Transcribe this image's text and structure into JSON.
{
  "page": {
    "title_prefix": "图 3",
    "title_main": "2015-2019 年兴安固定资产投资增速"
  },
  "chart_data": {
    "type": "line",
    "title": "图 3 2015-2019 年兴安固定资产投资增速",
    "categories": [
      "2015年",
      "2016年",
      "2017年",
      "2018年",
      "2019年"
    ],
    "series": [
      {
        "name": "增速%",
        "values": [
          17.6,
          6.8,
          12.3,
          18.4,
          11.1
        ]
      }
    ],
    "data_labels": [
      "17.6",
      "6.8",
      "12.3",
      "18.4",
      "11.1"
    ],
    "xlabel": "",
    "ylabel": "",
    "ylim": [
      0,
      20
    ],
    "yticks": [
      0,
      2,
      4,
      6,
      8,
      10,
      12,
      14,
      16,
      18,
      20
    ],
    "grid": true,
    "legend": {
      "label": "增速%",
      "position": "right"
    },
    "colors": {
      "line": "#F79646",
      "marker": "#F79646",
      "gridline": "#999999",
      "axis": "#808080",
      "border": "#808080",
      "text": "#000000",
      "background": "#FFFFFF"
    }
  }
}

_ _ _

What the exercise asks - Quote all of the entries exactly as they appear.

The completed task -
Transcribe this image's text and structure into JSON.
{
  "page": {
    "title_prefix": "图 3",
    "title_main": "2015-2019 年兴安固定资产投资增速"
  },
  "chart_data": {
    "type": "line",
    "title": "图 3 2015-2019 年兴安固定资产投资增速",
    "categories": [
      "2015年",
      "2016年",
      "2017年",
      "2018年",
      "2019年"
    ],
    "series": [
      {
        "name": "增速%",
        "values": [
          17.6,
          6.8,
          12.3,
          18.4,
          11.1
        ]
      }
    ],
    "data_labels": [
      "17.6",
      "6.8",
      "12.3",
      "18.4",
      "11.1"
    ],
    "xlabel": "",
    "ylabel": "",
    "ylim": [
      0,
      20
    ],
    "yticks": [
      0,
      2,
      4,
      6,
      8,
      10,
      12,
      14,
      16,
      18,
      20
    ],
    "grid": true,
    "legend": {
      "label": "增速%",
      "position": "right"
    },
    "colors": {
      "line": "#F79646",
      "marker": "#F79646",
      "gridline": "#999999",
      "axis": "#808080",
      "border": "#808080",
      "text": "#000000",
      "background": "#FFFFFF"
    }
  }
}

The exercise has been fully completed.